WHAT YOU WILL DO
Pull every line with the word "this" out of the entries below.

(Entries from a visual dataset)

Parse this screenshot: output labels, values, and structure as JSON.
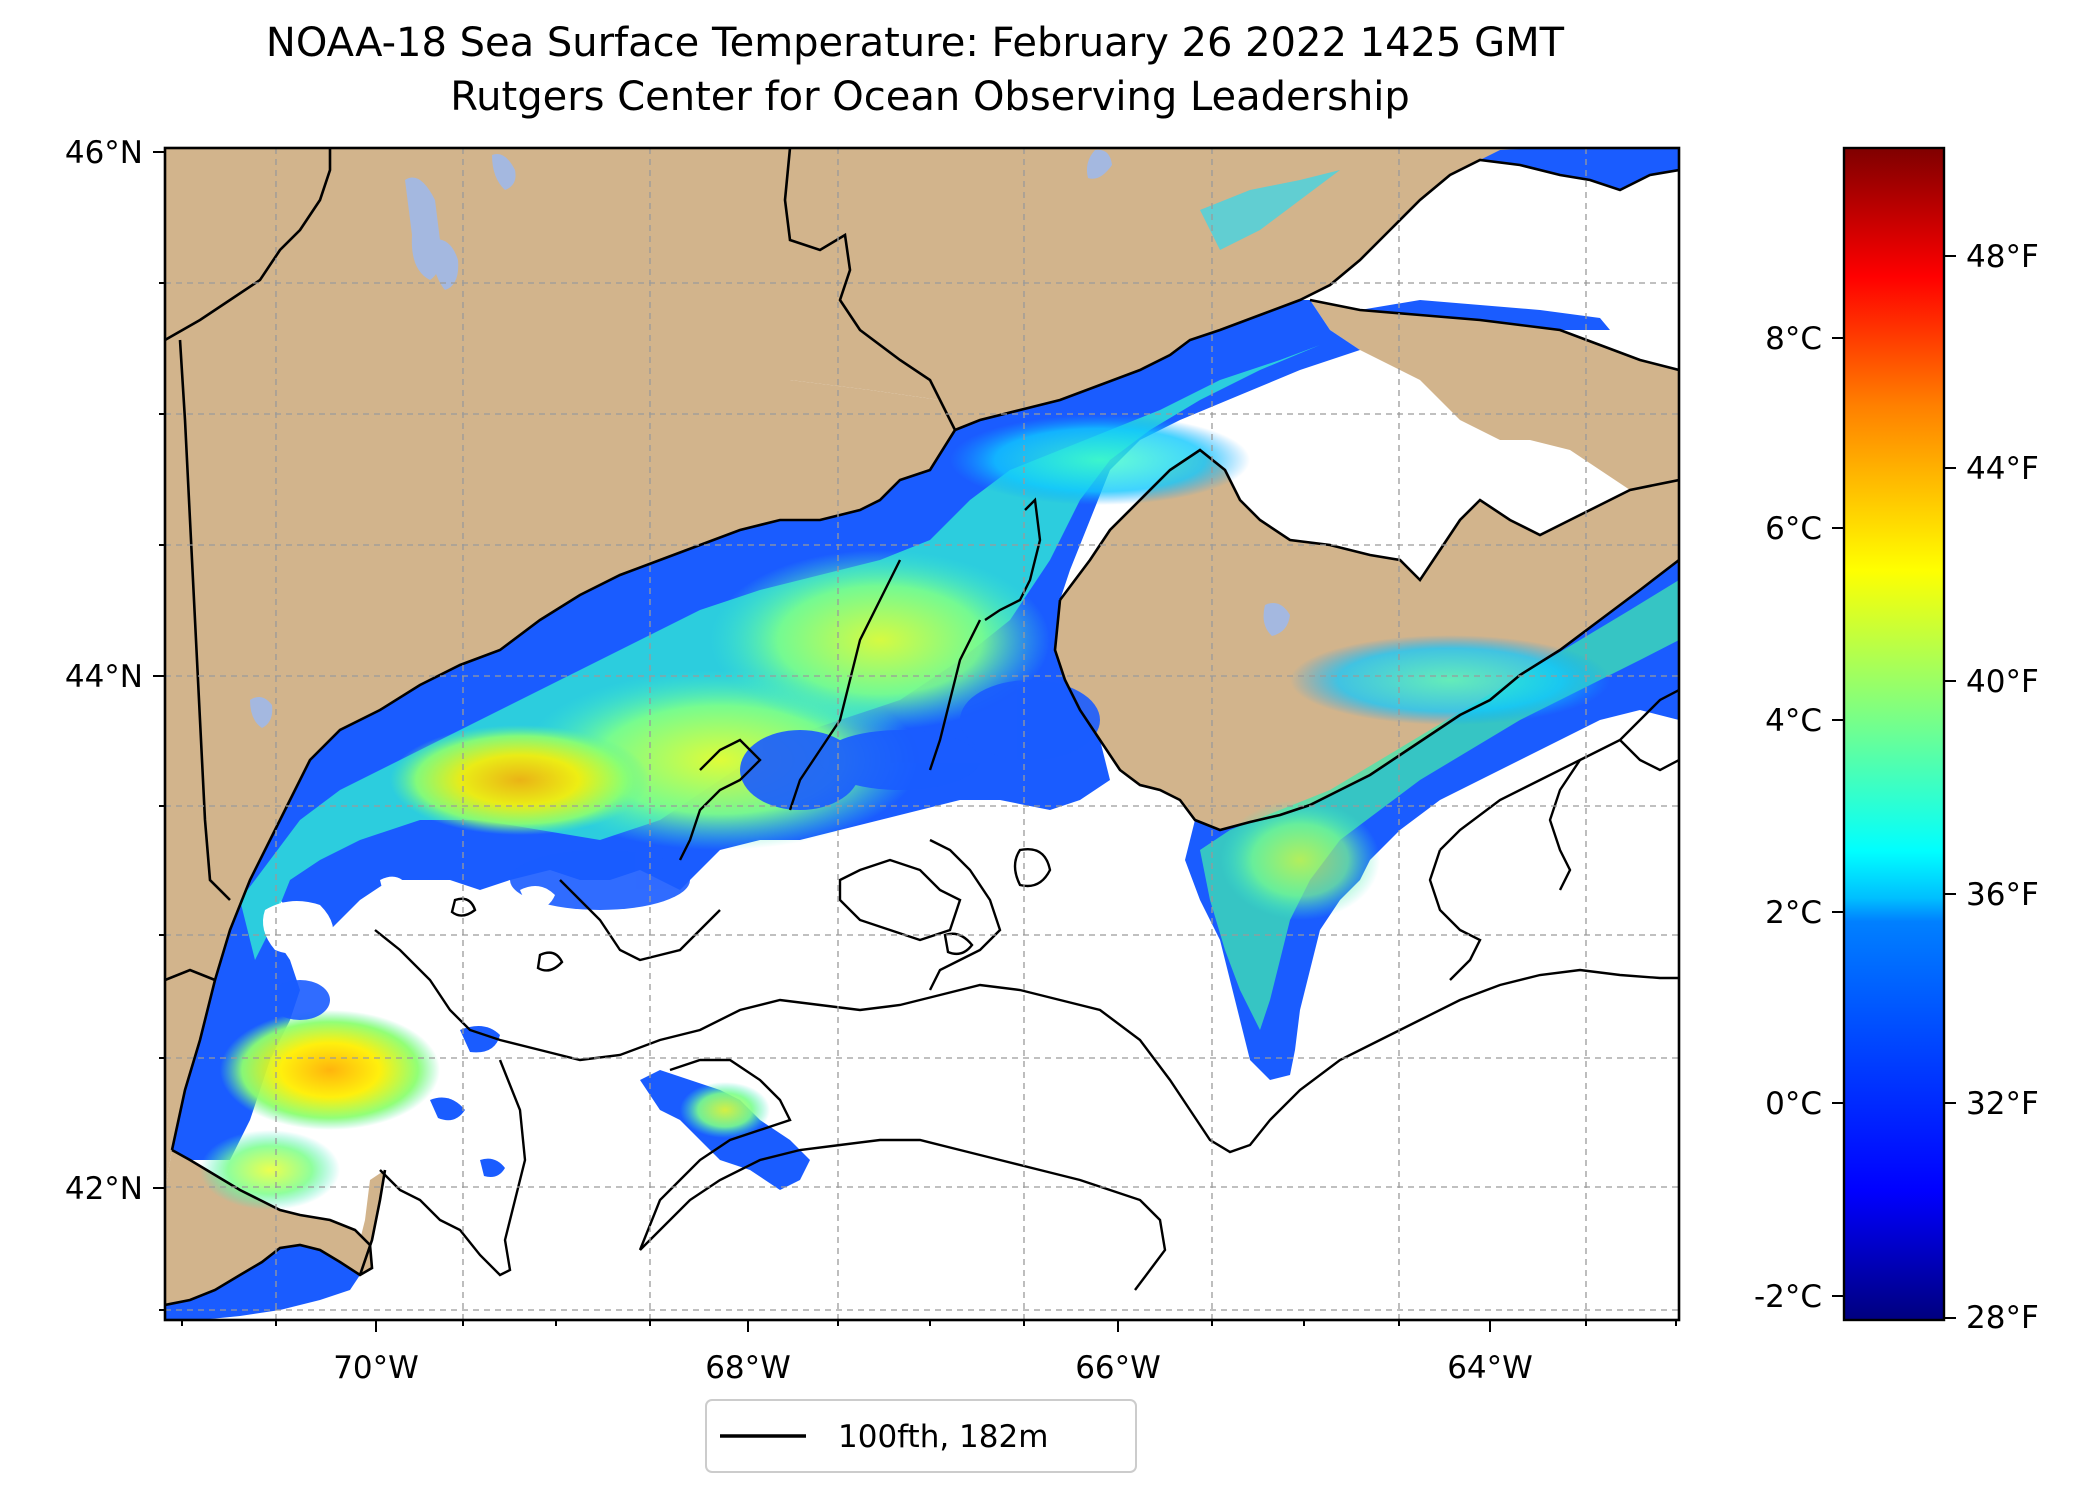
{
  "title": {
    "line1": "NOAA-18 Sea Surface Temperature: February 26 2022 1425 GMT",
    "line2": "Rutgers Center for Ocean Observing Leadership"
  },
  "map": {
    "lat_ticks": [
      "46°N",
      "44°N",
      "42°N"
    ],
    "lon_ticks": [
      "70°W",
      "68°W",
      "66°W",
      "64°W"
    ],
    "land_color": "#d2b48c",
    "lake_color": "#a4b8e0",
    "cold_water_color": "#1a5cff",
    "gridlines": "dashed"
  },
  "colorbar": {
    "colormap": "jet",
    "range_c": [
      -2.2,
      10
    ],
    "celsius_ticks": [
      "8°C",
      "6°C",
      "4°C",
      "2°C",
      "0°C",
      "-2°C"
    ],
    "fahrenheit_ticks": [
      "48°F",
      "44°F",
      "40°F",
      "36°F",
      "32°F",
      "28°F"
    ],
    "stops": [
      "#00007f",
      "#0000ff",
      "#0080ff",
      "#00ffff",
      "#80ff80",
      "#ffff00",
      "#ff8000",
      "#ff0000",
      "#7f0000"
    ]
  },
  "legend": {
    "label": "100fth, 182m",
    "line_color": "#000000"
  }
}
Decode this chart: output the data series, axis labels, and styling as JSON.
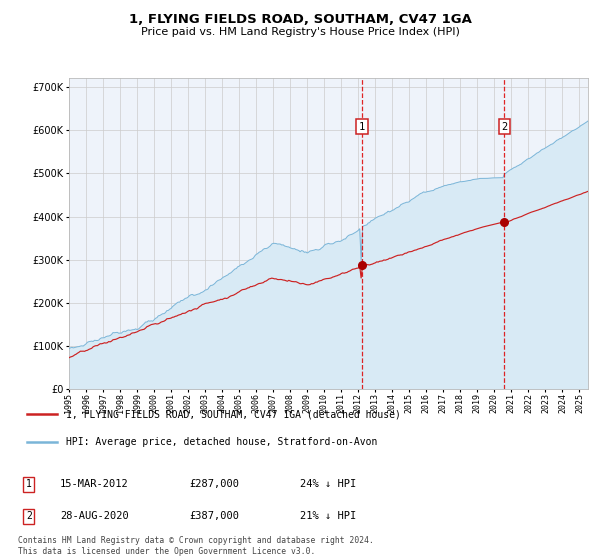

RESULT
Parse this screenshot: output labels, values, and structure as JSON.
Decode this chart: output the data series, axis labels, and styling as JSON.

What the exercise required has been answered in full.